= Exercise goal =
Only lines holding the string "Namen" are wanted; copy each one from the material.

= Data for the task =
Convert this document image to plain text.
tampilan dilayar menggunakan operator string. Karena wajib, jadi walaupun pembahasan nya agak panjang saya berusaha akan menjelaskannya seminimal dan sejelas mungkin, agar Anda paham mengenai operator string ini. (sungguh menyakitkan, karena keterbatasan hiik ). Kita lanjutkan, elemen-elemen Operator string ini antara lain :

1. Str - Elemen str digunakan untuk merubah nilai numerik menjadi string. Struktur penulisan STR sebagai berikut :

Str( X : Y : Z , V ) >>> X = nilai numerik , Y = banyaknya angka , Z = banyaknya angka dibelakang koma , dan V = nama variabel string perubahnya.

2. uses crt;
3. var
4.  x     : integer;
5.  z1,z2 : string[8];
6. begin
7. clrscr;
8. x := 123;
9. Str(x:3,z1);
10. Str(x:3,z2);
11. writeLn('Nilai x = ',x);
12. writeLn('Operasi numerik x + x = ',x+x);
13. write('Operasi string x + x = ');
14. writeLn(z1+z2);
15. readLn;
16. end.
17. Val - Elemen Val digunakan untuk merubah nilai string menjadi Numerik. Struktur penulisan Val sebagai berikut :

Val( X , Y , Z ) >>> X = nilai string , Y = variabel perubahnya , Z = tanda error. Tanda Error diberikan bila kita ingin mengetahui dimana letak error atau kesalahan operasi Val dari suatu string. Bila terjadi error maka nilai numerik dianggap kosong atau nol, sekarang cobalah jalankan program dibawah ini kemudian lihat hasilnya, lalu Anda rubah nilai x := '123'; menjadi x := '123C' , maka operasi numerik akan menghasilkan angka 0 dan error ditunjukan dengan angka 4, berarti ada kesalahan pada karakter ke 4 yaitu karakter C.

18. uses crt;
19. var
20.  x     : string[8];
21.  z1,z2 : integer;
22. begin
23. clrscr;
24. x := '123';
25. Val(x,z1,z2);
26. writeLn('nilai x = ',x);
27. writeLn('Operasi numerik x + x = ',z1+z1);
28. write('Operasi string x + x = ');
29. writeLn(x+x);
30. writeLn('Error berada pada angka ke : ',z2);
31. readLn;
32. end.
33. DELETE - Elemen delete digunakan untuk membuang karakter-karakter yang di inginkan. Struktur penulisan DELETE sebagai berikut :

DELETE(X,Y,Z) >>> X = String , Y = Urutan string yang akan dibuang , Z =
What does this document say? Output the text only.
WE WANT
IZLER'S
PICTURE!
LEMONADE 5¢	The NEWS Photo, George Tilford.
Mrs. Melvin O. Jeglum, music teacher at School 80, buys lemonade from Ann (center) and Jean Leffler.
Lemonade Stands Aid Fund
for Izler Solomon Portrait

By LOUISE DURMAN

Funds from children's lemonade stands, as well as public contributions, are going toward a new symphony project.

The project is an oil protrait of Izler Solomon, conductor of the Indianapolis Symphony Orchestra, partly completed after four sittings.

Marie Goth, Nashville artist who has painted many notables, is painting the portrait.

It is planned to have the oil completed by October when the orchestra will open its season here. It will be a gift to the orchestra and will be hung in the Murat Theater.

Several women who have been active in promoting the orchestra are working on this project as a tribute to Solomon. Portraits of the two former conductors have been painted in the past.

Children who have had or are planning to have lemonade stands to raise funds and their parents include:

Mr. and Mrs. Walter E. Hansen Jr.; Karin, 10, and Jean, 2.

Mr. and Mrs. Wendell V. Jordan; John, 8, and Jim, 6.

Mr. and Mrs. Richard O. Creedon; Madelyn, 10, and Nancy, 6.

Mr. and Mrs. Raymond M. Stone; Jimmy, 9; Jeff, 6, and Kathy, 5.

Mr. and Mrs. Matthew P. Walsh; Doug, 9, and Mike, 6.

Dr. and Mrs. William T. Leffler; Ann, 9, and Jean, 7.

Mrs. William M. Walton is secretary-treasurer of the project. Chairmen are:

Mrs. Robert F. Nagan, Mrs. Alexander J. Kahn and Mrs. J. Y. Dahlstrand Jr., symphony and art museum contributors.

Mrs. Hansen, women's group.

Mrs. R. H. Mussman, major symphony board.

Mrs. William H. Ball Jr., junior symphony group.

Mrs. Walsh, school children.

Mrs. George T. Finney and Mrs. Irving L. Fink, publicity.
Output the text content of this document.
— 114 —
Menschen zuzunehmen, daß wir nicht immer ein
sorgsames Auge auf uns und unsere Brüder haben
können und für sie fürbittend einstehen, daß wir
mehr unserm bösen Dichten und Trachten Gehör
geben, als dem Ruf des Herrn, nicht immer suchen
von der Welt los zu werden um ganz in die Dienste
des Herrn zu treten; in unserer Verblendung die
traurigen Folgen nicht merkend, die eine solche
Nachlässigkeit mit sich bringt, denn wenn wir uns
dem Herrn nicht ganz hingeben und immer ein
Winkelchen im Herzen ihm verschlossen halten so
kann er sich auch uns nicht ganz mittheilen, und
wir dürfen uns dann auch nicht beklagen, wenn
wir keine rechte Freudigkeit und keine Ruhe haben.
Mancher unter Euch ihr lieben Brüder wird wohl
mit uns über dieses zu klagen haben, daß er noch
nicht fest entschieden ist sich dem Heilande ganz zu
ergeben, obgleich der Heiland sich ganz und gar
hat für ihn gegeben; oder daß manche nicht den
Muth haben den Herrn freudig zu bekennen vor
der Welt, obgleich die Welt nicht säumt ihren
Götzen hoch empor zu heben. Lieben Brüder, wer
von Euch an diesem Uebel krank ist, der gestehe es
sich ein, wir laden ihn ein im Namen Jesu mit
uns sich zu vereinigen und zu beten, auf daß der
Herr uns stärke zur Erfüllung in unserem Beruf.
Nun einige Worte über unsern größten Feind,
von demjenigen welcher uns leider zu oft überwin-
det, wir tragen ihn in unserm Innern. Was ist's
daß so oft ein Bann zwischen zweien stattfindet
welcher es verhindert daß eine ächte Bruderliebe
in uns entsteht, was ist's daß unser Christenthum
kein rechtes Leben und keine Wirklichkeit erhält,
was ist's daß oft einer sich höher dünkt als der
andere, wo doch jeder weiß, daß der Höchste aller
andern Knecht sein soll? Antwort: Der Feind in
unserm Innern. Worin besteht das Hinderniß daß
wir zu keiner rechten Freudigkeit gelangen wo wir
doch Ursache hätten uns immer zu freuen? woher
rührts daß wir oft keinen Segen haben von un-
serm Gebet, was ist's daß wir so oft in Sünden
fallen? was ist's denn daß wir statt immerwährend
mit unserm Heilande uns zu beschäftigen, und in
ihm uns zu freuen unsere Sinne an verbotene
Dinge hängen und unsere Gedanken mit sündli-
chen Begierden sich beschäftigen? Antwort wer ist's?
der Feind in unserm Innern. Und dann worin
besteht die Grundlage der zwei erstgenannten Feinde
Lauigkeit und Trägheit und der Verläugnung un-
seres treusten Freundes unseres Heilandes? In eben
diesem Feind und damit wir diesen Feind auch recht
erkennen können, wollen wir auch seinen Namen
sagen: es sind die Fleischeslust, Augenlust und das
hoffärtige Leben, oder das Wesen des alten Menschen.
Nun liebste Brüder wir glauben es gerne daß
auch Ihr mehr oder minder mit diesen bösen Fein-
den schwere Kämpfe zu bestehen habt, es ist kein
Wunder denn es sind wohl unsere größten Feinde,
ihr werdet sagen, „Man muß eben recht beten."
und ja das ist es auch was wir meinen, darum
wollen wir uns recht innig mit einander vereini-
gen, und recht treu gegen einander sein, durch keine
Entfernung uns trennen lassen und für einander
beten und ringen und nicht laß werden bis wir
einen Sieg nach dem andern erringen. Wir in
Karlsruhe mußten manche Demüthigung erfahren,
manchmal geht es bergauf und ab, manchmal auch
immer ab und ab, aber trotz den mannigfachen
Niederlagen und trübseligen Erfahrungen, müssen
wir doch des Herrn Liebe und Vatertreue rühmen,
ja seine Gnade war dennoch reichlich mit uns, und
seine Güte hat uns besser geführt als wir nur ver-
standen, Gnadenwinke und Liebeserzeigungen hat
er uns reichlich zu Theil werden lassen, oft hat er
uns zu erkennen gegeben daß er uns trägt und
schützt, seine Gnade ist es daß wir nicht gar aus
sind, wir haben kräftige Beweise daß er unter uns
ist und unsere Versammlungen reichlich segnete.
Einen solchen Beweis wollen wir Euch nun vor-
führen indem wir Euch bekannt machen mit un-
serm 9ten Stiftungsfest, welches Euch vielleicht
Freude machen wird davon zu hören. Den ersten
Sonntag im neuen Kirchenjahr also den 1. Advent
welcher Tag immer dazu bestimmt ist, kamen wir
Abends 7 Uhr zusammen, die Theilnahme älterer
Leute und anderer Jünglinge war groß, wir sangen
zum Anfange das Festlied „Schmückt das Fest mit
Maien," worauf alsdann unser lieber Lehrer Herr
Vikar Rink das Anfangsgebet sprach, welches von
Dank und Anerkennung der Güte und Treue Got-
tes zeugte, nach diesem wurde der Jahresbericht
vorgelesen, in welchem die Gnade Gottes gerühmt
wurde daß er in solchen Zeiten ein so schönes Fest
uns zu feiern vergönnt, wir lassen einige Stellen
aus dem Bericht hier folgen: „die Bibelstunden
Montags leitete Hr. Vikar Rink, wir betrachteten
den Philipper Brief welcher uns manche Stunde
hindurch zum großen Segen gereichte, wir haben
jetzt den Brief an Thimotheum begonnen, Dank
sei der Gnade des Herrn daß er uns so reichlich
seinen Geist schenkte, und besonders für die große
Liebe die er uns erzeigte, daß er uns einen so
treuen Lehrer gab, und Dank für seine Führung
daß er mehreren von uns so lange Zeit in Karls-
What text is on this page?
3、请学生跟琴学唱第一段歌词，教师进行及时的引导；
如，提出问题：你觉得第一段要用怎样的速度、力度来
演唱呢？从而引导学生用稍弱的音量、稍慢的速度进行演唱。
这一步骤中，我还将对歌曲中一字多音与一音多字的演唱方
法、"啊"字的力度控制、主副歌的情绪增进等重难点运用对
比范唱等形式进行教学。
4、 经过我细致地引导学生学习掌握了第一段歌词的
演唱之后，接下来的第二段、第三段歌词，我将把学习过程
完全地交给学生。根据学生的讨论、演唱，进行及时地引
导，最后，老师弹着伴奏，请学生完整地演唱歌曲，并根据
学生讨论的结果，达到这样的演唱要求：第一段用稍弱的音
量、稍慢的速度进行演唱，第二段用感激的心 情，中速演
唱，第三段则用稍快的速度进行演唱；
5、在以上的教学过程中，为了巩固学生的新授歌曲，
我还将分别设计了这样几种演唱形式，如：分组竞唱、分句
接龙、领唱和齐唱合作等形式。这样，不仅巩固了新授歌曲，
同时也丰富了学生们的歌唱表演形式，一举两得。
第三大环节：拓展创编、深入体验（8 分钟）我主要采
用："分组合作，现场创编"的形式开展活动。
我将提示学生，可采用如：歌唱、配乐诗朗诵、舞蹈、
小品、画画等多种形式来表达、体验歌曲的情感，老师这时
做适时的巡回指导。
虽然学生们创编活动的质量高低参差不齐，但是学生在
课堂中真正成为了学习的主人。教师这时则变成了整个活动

= Task output =
sich ein, wir laden ihn ein im Namen Jesu mit
erkennen können, wollen wir auch seinen Namen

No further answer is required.